■ Source ■
|---|

After the user restarts kubelet, NPU Exporter does not report container information.

Cause Analysis

After kubelet is restarted, the new dockershim.sock file is created. However, NPU Exporter obtains the old dockershim.sock file and cannot obtain the current container data.

Solution

Use either of the following methods to rectify the fault:

  • Method 1: No manual operation is required.

    After kubelet is restarted, the container automatically exits. After Kubernetes is used to restart the container, NPU Exporter can obtain the container information. During the container startup (about 10s), all NPU Exporter data will be lost.

  • Method 2: Run the following command to manually delete the container when kubelet is restarted:
    kubectl delete pod -n npu-exporter <npu-exporter-podname>

    After the container is deleted, the container is restarted (about 10s), and all NPU Exporter data is lost during the period.

  • Method 3: Mount the directory of the dockershim.sock file.
    1. Run the following command in the directory where the NPU Exporter startup YAML file is stored to open the YAML file:
      vi npu-exporter-v{version}.yaml
    2. Delete the following mount paths from the NPU Exporter startup YAML file:
      ...
              volumeMounts:
                - name: log-npu-exporter
      ...
                - name: sys
                  mountPath: /sys
                  readOnly: true
                - name: docker-shim      # Delete the following fields in bold:
                  mountPath: /var/run/dockershim.sock
                  readOnly: true
                - name: docker 
                  mountPath: /var/run/docker
                  readOnly: true
                - name: cri-dockerd 
                  mountPath: /var/run/cri-dockerd.sock
                  readOnly: true
                - name: containerd  # delete when only use isula
                  mountPath: /run/containerd
      ...
            volumes:
              - name: log-npu-exporter
      ...
              - name: sys
                hostPath:
                  path: /sys
              - name: docker-shim # Delete the following fields in bold:
                hostPath:   
                  path: /var/run/dockershim.sock
              - name: docker 
                hostPath:
                  path: /var/run/docker
              - name: cri-dockerd 
                hostPath:
                  path: /var/run/cri-dockerd.sock
              - name: containerd  
                hostPath:
                  path: /run/containerd
       ...
    3. In the NPU Exporter startup YAML file, add the mount directory of the dockershim.sock file.
      ...
              volumeMounts:
                - name: log-npu-exporter
      ...
                - name: sys
                  mountPath: /sys
                  readOnly: true
                - name: sock
                  mountPath: /var/run         # Use the actual dockershim.sock file directory.
      ...
            volumes:
              - name: log-npu-exporter
      ...
              - name: sys
                hostPath:
                  path: /sys
              - name: sock
                hostPath:
                  path: /var/run # Use the actual dockershim.sock file directory.
              - name: containerd  
                hostPath:
                  path: /run/containerd
      ...

|---|

■ Given entries ■
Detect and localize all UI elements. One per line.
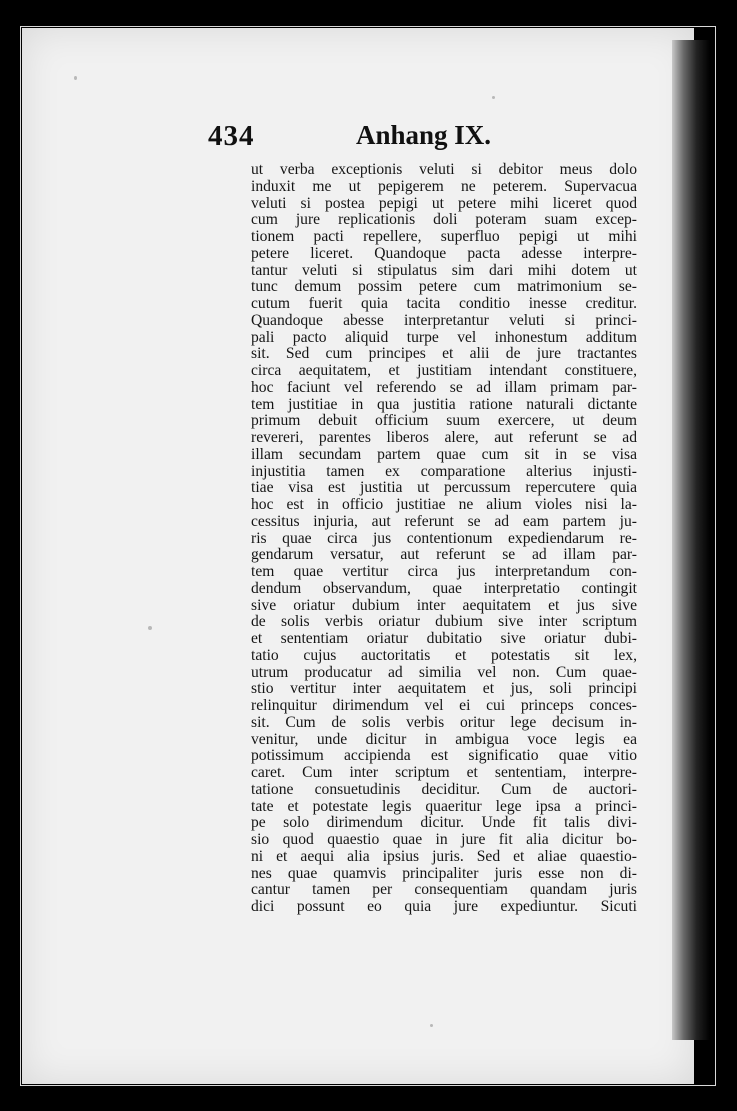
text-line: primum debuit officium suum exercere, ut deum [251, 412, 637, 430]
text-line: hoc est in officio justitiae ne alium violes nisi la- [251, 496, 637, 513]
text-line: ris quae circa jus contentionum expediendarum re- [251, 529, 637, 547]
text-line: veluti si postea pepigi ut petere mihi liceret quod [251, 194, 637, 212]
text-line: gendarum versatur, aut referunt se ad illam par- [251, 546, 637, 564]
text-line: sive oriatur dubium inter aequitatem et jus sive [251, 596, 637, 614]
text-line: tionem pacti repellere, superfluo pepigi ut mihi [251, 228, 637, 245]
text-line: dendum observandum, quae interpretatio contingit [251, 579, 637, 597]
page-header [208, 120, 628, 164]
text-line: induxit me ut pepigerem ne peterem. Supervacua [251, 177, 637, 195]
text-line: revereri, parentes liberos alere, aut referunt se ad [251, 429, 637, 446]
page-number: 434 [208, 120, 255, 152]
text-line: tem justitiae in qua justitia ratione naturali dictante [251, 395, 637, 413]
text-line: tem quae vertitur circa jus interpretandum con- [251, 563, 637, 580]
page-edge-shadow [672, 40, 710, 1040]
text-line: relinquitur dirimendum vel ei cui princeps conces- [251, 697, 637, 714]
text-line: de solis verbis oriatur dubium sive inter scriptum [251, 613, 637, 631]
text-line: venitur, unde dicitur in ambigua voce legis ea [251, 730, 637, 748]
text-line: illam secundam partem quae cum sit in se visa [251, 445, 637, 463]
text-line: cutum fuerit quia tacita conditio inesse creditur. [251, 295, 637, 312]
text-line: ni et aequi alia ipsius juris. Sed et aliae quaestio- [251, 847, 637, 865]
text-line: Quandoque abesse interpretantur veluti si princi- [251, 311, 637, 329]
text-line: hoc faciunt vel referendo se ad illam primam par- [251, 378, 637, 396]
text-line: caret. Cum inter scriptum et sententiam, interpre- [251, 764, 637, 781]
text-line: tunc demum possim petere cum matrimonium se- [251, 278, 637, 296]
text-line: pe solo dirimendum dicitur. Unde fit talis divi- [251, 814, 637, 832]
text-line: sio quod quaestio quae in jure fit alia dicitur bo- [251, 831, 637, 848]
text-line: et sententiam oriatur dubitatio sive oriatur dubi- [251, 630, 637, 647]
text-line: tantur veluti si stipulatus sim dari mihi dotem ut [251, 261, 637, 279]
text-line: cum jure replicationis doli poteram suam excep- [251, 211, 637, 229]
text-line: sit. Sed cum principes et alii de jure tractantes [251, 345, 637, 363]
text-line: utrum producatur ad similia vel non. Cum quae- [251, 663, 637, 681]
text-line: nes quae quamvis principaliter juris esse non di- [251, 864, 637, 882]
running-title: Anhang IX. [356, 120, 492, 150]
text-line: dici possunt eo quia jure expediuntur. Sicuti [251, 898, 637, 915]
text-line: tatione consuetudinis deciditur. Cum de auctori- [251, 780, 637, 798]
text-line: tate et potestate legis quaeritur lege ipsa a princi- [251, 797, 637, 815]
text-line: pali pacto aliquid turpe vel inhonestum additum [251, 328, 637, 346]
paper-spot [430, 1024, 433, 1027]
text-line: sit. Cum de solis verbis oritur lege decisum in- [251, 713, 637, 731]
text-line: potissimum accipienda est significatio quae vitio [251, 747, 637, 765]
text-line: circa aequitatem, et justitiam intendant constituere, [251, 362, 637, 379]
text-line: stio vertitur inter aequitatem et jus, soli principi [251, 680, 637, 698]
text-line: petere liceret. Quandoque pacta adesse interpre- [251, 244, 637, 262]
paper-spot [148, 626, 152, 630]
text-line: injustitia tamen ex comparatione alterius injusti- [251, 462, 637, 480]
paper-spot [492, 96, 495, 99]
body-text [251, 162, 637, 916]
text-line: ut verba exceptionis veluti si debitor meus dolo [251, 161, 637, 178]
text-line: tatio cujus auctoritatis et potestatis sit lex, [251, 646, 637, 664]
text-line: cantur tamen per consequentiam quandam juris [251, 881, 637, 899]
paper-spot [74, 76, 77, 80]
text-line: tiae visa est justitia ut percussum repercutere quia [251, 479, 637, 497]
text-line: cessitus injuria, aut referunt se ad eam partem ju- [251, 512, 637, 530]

|---|

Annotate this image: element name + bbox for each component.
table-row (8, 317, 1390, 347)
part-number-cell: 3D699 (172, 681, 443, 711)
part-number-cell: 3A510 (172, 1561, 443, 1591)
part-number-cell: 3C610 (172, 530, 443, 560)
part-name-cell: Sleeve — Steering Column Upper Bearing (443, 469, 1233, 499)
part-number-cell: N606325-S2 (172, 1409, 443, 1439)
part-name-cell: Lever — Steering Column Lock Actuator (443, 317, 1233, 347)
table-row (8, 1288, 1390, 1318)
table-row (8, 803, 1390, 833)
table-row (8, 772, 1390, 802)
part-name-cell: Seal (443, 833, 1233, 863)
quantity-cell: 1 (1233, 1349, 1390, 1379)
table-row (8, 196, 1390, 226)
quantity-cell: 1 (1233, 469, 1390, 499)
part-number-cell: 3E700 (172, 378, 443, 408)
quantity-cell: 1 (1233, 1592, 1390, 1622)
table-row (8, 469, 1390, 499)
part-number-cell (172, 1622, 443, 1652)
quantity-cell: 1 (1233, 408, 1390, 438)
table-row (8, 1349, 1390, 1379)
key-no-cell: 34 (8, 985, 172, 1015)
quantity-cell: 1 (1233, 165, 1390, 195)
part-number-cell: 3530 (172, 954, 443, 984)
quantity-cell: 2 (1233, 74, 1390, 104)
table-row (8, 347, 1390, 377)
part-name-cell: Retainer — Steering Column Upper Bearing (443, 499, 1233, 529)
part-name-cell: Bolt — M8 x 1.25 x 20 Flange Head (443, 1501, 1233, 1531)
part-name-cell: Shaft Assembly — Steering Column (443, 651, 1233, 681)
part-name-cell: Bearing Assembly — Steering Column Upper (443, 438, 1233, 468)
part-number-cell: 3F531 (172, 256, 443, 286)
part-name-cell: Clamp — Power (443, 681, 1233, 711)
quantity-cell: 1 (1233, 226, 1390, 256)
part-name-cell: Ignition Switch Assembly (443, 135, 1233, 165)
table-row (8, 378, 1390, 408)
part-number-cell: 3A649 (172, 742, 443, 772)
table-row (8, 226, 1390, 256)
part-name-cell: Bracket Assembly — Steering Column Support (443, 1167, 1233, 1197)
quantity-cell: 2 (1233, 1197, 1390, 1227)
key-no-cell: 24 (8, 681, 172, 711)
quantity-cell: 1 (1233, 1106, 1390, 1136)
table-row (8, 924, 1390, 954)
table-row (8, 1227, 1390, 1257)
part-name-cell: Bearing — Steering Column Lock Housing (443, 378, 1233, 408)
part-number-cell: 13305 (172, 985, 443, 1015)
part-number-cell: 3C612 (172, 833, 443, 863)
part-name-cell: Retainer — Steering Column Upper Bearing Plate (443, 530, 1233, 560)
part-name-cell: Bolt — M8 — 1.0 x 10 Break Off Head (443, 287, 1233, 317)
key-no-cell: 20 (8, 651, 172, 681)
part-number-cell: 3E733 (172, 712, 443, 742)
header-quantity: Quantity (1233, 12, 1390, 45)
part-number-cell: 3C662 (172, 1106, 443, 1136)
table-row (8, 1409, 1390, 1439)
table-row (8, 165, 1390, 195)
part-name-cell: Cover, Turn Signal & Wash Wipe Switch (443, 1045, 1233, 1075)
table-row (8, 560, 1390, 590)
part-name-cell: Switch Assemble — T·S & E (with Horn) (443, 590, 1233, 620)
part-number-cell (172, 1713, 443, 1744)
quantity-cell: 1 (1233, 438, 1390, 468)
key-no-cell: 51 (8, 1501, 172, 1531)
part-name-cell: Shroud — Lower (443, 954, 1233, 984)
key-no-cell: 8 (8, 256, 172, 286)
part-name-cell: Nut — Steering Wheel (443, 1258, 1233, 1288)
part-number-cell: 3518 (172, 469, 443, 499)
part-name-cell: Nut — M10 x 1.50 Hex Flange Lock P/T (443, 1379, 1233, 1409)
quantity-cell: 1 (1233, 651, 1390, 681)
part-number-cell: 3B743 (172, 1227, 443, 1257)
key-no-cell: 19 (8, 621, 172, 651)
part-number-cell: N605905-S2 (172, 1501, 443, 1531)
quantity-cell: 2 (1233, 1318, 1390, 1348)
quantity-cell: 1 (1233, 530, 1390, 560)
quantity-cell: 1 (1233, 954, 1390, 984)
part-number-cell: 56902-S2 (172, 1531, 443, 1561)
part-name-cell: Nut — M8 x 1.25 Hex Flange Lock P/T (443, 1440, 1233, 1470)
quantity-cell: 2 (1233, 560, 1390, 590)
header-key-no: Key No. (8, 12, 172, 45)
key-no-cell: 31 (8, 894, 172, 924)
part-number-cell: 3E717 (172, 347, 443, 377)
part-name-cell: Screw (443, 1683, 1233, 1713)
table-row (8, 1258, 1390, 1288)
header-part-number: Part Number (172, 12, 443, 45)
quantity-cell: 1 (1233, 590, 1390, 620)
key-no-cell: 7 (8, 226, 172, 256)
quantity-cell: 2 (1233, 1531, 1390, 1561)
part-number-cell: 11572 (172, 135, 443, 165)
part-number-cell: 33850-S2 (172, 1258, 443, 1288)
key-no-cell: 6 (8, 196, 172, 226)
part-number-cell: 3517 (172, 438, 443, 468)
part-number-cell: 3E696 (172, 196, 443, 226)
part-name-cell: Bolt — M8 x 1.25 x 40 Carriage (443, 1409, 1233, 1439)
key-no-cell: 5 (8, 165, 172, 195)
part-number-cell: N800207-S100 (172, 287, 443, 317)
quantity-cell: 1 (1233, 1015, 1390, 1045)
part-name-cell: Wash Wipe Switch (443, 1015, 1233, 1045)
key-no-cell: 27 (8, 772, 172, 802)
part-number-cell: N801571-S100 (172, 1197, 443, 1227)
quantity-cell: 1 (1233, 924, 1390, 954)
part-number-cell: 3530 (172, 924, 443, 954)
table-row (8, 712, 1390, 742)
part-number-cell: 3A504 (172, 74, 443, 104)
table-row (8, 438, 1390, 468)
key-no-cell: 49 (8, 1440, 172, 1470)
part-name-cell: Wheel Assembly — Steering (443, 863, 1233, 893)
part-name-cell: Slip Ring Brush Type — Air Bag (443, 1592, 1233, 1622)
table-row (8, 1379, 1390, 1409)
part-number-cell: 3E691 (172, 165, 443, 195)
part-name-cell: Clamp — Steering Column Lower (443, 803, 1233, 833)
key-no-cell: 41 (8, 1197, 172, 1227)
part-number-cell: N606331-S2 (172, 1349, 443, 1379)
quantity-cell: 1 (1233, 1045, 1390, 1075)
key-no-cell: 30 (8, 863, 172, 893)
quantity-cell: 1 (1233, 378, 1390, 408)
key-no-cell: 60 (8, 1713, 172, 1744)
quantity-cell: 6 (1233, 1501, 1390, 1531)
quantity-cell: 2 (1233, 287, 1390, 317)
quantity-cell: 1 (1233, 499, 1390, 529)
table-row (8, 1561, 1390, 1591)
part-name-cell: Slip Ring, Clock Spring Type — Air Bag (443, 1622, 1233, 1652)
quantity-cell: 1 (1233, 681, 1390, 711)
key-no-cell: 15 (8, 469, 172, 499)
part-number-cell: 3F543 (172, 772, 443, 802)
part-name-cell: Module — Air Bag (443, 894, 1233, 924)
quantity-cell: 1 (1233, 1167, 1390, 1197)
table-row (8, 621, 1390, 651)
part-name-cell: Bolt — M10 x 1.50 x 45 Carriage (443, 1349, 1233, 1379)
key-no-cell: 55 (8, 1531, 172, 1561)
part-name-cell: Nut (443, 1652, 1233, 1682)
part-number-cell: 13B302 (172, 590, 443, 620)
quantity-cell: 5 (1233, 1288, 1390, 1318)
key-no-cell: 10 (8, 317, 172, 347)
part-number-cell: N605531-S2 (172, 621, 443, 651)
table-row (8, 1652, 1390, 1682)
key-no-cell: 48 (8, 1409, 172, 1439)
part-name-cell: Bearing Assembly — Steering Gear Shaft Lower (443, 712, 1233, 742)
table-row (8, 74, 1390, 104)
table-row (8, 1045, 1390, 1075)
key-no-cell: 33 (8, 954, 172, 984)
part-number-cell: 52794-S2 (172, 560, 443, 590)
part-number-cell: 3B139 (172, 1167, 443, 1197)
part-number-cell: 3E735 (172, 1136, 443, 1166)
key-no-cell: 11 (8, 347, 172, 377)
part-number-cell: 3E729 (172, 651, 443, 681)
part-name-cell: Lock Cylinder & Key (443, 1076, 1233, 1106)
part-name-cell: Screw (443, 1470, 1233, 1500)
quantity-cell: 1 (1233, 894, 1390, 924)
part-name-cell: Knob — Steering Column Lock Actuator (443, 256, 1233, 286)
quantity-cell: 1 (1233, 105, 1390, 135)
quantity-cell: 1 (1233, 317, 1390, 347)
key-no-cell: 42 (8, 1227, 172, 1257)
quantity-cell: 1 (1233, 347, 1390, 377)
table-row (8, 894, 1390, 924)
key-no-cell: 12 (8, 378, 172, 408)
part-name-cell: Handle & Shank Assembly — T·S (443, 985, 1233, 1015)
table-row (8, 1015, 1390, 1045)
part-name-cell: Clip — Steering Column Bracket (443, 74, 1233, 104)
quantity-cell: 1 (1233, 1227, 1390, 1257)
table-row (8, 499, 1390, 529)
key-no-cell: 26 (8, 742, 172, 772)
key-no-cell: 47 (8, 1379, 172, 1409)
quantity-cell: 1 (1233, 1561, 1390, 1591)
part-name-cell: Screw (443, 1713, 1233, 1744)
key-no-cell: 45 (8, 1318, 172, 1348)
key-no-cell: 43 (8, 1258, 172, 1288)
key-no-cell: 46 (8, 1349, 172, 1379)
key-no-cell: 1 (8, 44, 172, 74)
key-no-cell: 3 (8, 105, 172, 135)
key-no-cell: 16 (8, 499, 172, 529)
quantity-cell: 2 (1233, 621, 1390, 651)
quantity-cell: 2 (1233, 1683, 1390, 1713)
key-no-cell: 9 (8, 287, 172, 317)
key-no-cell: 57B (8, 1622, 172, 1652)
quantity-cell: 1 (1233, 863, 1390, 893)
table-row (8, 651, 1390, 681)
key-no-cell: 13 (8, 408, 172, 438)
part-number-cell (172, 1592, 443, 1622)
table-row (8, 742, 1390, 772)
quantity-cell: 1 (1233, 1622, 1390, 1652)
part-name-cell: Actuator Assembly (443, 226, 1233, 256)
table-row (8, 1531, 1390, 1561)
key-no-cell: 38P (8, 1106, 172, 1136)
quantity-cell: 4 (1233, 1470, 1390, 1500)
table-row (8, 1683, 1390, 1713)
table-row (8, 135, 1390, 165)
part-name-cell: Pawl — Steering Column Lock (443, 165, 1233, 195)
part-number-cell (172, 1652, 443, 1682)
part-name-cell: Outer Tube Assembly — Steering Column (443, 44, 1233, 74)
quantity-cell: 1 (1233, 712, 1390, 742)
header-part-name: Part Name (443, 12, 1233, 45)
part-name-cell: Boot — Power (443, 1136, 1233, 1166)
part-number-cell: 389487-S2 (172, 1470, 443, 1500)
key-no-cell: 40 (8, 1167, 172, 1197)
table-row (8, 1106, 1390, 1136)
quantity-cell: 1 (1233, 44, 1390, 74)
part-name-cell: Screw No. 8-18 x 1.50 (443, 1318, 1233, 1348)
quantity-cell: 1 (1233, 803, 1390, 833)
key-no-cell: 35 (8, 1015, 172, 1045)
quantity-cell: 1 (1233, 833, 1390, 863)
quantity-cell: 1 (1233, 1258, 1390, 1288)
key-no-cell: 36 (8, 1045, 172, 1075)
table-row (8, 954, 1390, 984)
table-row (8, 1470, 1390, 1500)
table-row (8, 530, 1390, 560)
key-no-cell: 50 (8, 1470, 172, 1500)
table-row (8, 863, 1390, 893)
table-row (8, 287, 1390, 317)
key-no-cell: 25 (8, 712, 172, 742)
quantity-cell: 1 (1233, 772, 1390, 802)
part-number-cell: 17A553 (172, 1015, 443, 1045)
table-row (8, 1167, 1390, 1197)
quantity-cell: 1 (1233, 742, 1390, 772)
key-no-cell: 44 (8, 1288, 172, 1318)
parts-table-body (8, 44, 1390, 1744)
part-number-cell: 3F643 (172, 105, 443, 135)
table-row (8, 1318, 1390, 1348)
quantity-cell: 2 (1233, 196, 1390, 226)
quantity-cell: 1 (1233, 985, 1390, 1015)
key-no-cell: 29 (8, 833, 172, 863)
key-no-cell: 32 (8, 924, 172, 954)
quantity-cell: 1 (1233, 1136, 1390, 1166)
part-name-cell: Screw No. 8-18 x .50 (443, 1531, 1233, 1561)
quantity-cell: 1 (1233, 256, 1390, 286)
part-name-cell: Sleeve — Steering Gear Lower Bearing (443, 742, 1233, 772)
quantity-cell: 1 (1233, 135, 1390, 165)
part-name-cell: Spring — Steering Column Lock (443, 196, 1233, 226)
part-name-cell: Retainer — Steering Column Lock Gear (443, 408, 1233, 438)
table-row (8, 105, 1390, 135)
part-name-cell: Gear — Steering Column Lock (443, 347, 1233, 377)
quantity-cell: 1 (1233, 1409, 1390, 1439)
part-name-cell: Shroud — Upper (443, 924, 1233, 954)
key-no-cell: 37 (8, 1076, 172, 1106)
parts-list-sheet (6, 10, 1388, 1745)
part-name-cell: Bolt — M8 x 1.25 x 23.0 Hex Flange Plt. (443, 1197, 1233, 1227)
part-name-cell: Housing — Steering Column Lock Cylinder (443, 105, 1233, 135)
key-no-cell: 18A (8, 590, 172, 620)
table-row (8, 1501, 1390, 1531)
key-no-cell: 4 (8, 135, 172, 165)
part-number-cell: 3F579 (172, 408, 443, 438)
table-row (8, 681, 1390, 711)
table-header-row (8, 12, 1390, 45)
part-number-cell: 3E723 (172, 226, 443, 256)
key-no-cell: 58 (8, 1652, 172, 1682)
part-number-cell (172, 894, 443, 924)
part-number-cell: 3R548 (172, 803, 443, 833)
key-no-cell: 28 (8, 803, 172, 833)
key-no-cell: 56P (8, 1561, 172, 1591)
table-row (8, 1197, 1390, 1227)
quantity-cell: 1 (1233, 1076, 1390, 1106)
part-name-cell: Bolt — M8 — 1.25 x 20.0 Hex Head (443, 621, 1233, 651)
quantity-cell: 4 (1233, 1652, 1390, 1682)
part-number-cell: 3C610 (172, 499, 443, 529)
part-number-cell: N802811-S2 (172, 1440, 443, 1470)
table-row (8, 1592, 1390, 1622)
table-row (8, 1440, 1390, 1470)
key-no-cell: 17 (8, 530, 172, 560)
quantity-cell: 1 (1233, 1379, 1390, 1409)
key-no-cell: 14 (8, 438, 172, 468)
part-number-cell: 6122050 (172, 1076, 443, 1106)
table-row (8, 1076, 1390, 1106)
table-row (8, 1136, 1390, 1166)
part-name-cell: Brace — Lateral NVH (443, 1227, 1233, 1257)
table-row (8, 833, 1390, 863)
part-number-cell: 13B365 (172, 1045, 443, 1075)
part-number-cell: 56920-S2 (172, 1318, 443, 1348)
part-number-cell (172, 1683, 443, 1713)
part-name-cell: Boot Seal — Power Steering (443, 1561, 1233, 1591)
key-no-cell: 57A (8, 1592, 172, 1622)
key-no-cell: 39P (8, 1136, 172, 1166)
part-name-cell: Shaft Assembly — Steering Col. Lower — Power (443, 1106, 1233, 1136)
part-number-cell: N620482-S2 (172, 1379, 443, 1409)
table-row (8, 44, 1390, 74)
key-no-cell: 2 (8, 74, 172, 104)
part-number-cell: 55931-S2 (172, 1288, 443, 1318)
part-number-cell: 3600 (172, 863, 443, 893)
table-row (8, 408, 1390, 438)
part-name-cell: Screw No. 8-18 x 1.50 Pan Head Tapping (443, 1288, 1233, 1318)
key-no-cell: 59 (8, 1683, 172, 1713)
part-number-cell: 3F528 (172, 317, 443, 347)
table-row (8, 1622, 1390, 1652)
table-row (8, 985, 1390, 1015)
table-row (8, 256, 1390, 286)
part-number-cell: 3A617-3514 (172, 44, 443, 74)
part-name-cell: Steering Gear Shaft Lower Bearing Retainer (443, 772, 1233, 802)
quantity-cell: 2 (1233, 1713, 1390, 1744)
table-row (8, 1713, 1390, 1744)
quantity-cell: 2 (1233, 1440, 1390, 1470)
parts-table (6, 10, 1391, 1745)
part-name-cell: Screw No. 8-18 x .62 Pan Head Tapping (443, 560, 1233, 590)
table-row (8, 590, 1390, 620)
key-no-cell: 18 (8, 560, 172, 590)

|---|

■ What is asked ■
[a] Answer these from the NPU Exporter troubleshooting text, one answer per line, marked the same way:
(i) Which file is newly created after kubelet is restarted?
(ii) About how long does the container startup take in Method 1?
(iii) What command does Method 2 give for manually deleting the container?
[b] Edit the rows starting at the line containing "Annotate this image: element" and ending at the line containing "part-number-cell: 3E700 (172, 378, 443, 408)", replacing "part-name-cell" with "description-cell" and leaving everything else unchanged. Give only those lines.
The NPU Exporter troubleshooting text and the rows are unrelated material.

■ Task results ■
[a]
(i) The dockershim.sock file.
(ii) About 10s.
(iii) kubectl delete pod -n npu-exporter <npu-exporter-podname>

[b]
Annotate this image: element name + bbox for each component.
table-row (8, 317, 1390, 347)
part-number-cell: 3D699 (172, 681, 443, 711)
part-number-cell: 3A510 (172, 1561, 443, 1591)
part-number-cell: 3C610 (172, 530, 443, 560)
description-cell: Sleeve — Steering Column Upper Bearing (443, 469, 1233, 499)
part-number-cell: N606325-S2 (172, 1409, 443, 1439)
description-cell: Lever — Steering Column Lock Actuator (443, 317, 1233, 347)
table-row (8, 1288, 1390, 1318)
table-row (8, 803, 1390, 833)
table-row (8, 772, 1390, 802)
description-cell: Seal (443, 833, 1233, 863)
quantity-cell: 1 (1233, 1349, 1390, 1379)
table-row (8, 196, 1390, 226)
quantity-cell: 1 (1233, 469, 1390, 499)
part-number-cell: 3E700 (172, 378, 443, 408)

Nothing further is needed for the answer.